[WHAT THE TASK ASKS]
In the forum thread below on genetics and muscle growth, explain in one to three sentences why Baron thinks a Mr. Olympia can win the title so many times in a row.

[EXTRACT TO READ]


    On the flip side, I've been an incredibly hard gainer with my chest my entire life. I've had to relentlessly pummel away just to get decent size/strength and if I take some time away from the gym, the gains are wiped away so quickly.

    Genetics give and take.
     
  3. Nereto

    Nereto

    Baron, you mad that I posses calfs sculpted by the gods of Mt. Olympus while you have no such thing?

    Are you mad...

    brah?
     
  4. Baron

    Baron ET Founder

    Of course I'm not mad... because I now have a scientific excuse to back me up. :fistbump::D
     
  5. newwurldmn

    newwurldmn

    You can always get calf implants like Johnny Drama wanted to in Entourage.
     
  6. Baron

    Baron ET Founder

    That's why it seems like the sport of professional bodybuilding is so ridiculous sometimes. At the end of the day, it's really just a comparison of good gene distribution across the physiques. It's not like anyone on the stage is really outworking anybody else.. or outdrugging anybody else, or outplanning anybody else. Most of the top 20 guys used the same handful of three or four coaches.

    I think it also explains why a Mr. Olympia can win it so many consecutive time is a row. If he's got the best genetics of the group, there's almost no way he can lose until age and/or injury eventually catches up to him.
     
    Clubber Lang likes this.
  7. Maverick1

    Maverick1

    Baron, with all due respect for their hard work in the gym, the Mr Olympia are ugly physiques... bloated bellies. You could photoshop their heads on each other and wouldn't be able to tell the difference.... contrast with the early days of Steve Reeves and friends. Speaking of being genetically gifted, it's clear that Reeves was, but it's definitely possible for someone with poor genetics to gain respectable (and sustainable!) size. I went from 165 in my early twenties to 195 (6'1) in my thirties training once a week, no drugs, not even protein powder. Incidentally my calves never grew doing the types of exercises mentioned above, but they did grow when I started walking. I'm in the high rep school on that one
     
  8. "Growth aids" aside, genetics are the principal determinant of outcome with any reasonable workout routine, and perhaps more so with calves than any other muscle group. But I wonder why the researchers chose seated calf raises, which stress the soleus muscle underneath the calves more than the calves themselves.

    http://www.exrx.net/WeightExercises/Soleus/LVSeatedCalfRaiseH.html
     
  9. I have no first-hand knowledge of this stuff, but I read that the combination of steroids and growth hormone increases the size of internal organs which create the bloated look. So you end up with all kinds of size, including that which you don't want.

[RAW DATA]
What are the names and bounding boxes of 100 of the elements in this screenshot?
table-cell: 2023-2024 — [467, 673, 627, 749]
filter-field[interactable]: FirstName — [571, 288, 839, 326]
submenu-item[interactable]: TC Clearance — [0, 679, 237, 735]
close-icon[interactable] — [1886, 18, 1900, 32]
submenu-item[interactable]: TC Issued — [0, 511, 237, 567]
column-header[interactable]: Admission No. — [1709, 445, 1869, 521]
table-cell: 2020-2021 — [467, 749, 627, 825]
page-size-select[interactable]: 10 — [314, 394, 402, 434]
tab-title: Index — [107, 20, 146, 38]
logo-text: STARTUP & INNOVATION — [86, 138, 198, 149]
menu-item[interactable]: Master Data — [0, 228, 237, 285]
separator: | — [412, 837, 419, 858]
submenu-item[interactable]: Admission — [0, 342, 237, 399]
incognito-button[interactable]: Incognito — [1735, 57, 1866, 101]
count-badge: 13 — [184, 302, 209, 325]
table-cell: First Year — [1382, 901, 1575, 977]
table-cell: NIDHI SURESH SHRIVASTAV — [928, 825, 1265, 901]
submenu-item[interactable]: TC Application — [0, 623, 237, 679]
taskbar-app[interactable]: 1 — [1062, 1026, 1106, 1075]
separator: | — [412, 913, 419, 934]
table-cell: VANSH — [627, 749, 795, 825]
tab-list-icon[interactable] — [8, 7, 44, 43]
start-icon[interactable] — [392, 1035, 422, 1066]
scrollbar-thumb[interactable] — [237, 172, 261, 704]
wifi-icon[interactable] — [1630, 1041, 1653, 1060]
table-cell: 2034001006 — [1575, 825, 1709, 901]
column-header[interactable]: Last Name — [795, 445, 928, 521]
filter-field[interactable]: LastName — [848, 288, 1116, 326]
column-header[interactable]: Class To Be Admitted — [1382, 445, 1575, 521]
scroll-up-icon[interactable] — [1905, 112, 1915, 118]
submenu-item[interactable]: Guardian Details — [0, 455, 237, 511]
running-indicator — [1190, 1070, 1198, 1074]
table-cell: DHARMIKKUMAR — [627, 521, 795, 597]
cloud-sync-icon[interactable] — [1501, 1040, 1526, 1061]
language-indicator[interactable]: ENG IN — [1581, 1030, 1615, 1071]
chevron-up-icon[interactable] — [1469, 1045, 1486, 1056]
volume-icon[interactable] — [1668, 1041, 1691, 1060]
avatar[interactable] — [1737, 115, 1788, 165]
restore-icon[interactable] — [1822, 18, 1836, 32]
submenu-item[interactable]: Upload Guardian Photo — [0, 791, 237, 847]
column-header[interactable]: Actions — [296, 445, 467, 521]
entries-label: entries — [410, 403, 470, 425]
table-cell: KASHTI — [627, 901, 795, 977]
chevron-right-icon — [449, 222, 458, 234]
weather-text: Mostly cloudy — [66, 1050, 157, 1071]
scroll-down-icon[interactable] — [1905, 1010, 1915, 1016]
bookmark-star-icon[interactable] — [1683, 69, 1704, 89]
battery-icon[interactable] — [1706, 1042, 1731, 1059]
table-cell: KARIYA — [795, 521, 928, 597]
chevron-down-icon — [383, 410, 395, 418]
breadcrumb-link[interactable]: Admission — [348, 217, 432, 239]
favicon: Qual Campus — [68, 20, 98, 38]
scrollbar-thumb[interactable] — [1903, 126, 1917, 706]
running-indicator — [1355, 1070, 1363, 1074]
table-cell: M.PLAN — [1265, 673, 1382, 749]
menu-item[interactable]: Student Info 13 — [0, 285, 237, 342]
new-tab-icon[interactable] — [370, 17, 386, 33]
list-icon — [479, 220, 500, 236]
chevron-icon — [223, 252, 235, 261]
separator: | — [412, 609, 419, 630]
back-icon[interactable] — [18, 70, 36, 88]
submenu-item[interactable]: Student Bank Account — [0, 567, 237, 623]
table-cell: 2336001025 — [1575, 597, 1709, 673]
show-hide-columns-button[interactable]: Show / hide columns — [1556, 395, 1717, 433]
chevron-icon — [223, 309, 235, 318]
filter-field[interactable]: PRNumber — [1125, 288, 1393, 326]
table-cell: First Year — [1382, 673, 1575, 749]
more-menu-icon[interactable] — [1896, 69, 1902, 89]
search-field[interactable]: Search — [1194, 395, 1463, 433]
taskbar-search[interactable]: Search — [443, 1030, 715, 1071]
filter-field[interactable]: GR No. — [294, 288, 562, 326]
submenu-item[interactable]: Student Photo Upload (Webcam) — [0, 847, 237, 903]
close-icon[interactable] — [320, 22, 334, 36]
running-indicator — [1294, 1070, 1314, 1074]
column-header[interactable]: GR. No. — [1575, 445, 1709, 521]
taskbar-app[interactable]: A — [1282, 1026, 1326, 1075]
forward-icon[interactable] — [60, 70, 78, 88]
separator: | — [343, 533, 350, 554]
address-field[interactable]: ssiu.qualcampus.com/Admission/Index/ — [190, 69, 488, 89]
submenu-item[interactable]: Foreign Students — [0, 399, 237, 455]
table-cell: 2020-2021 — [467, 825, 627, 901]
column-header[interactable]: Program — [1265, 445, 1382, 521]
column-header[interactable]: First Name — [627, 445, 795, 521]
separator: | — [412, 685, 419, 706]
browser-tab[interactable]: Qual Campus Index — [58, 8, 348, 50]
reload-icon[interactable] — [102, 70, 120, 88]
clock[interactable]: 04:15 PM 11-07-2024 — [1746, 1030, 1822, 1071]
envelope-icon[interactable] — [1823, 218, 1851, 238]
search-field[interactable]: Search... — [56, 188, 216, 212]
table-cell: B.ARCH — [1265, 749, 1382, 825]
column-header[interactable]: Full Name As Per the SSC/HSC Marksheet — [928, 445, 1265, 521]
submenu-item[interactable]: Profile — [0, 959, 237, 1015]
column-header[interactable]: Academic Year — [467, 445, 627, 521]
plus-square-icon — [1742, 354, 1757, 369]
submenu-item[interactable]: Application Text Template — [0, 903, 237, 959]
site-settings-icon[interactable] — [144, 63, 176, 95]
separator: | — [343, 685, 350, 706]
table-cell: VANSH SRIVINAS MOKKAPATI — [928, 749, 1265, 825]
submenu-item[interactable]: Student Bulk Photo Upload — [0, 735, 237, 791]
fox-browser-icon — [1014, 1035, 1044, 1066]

[ANSWER SECTION]
Baron sees pro bodybuilding as mostly a comparison of genetics, since no one on stage really outworks, outdrugs or outplans the others. So if one man has the best genetics of the group, there is almost no way he can lose until age, injury or both catch up to him.